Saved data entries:
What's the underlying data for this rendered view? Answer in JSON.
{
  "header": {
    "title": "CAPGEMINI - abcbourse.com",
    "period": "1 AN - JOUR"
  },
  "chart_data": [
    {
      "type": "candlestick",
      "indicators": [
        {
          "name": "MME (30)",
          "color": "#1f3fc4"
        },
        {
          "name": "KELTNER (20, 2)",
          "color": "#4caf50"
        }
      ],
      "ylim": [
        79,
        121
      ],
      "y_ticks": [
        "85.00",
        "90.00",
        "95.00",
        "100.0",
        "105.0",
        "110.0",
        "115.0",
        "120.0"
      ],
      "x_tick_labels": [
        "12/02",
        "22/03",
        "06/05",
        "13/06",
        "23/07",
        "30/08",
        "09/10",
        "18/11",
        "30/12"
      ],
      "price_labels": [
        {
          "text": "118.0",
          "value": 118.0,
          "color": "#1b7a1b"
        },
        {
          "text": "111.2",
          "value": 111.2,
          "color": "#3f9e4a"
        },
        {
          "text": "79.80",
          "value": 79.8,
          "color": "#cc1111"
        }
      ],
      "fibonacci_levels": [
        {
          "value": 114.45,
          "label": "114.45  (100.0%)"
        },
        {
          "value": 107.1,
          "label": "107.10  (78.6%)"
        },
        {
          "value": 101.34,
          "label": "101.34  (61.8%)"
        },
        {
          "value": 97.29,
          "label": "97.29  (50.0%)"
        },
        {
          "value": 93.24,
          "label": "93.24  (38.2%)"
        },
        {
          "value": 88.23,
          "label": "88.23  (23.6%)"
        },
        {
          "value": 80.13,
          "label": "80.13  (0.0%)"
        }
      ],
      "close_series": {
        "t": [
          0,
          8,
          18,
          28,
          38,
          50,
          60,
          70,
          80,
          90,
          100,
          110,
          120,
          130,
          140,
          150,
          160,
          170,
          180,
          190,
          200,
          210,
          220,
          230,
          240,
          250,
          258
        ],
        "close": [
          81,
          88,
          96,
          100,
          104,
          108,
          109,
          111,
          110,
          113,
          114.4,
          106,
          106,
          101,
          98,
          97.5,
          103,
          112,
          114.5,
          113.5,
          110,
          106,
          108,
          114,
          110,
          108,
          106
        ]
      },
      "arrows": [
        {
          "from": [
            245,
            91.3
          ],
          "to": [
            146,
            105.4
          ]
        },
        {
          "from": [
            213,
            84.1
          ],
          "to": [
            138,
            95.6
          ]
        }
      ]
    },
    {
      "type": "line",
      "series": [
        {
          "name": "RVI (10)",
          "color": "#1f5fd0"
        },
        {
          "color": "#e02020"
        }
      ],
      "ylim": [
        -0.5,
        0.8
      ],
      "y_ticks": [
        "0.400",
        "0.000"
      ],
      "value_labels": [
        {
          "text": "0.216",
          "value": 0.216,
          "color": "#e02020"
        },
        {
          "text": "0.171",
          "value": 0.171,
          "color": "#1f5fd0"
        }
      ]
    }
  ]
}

▶ **Request**:
Repeat every entry exactly, please.

▶ **Worked solution**:
What's the underlying data for this rendered view? Answer in JSON.
{
  "header": {
    "title": "CAPGEMINI - abcbourse.com",
    "period": "1 AN - JOUR"
  },
  "chart_data": [
    {
      "type": "candlestick",
      "indicators": [
        {
          "name": "MME (30)",
          "color": "#1f3fc4"
        },
        {
          "name": "KELTNER (20, 2)",
          "color": "#4caf50"
        }
      ],
      "ylim": [
        79,
        121
      ],
      "y_ticks": [
        "85.00",
        "90.00",
        "95.00",
        "100.0",
        "105.0",
        "110.0",
        "115.0",
        "120.0"
      ],
      "x_tick_labels": [
        "12/02",
        "22/03",
        "06/05",
        "13/06",
        "23/07",
        "30/08",
        "09/10",
        "18/11",
        "30/12"
      ],
      "price_labels": [
        {
          "text": "118.0",
          "value": 118.0,
          "color": "#1b7a1b"
        },
        {
          "text": "111.2",
          "value": 111.2,
          "color": "#3f9e4a"
        },
        {
          "text": "79.80",
          "value": 79.8,
          "color": "#cc1111"
        }
      ],
      "fibonacci_levels": [
        {
          "value": 114.45,
          "label": "114.45  (100.0%)"
        },
        {
          "value": 107.1,
          "label": "107.10  (78.6%)"
        },
        {
          "value": 101.34,
          "label": "101.34  (61.8%)"
        },
        {
          "value": 97.29,
          "label": "97.29  (50.0%)"
        },
        {
          "value": 93.24,
          "label": "93.24  (38.2%)"
        },
        {
          "value": 88.23,
          "label": "88.23  (23.6%)"
        },
        {
          "value": 80.13,
          "label": "80.13  (0.0%)"
        }
      ],
      "close_series": {
        "t": [
          0,
          8,
          18,
          28,
          38,
          50,
          60,
          70,
          80,
          90,
          100,
          110,
          120,
          130,
          140,
          150,
          160,
          170,
          180,
          190,
          200,
          210,
          220,
          230,
          240,
          250,
          258
        ],
        "close": [
          81,
          88,
          96,
          100,
          104,
          108,
          109,
          111,
          110,
          113,
          114.4,
          106,
          106,
          101,
          98,
          97.5,
          103,
          112,
          114.5,
          113.5,
          110,
          106,
          108,
          114,
          110,
          108,
          106
        ]
      },
      "arrows": [
        {
          "from": [
            245,
            91.3
          ],
          "to": [
            146,
            105.4
          ]
        },
        {
          "from": [
            213,
            84.1
          ],
          "to": [
            138,
            95.6
          ]
        }
      ]
    },
    {
      "type": "line",
      "series": [
        {
          "name": "RVI (10)",
          "color": "#1f5fd0"
        },
        {
          "color": "#e02020"
        }
      ],
      "ylim": [
        -0.5,
        0.8
      ],
      "y_ticks": [
        "0.400",
        "0.000"
      ],
      "value_labels": [
        {
          "text": "0.216",
          "value": 0.216,
          "color": "#e02020"
        },
        {
          "text": "0.171",
          "value": 0.171,
          "color": "#1f5fd0"
        }
      ]
    }
  ]
}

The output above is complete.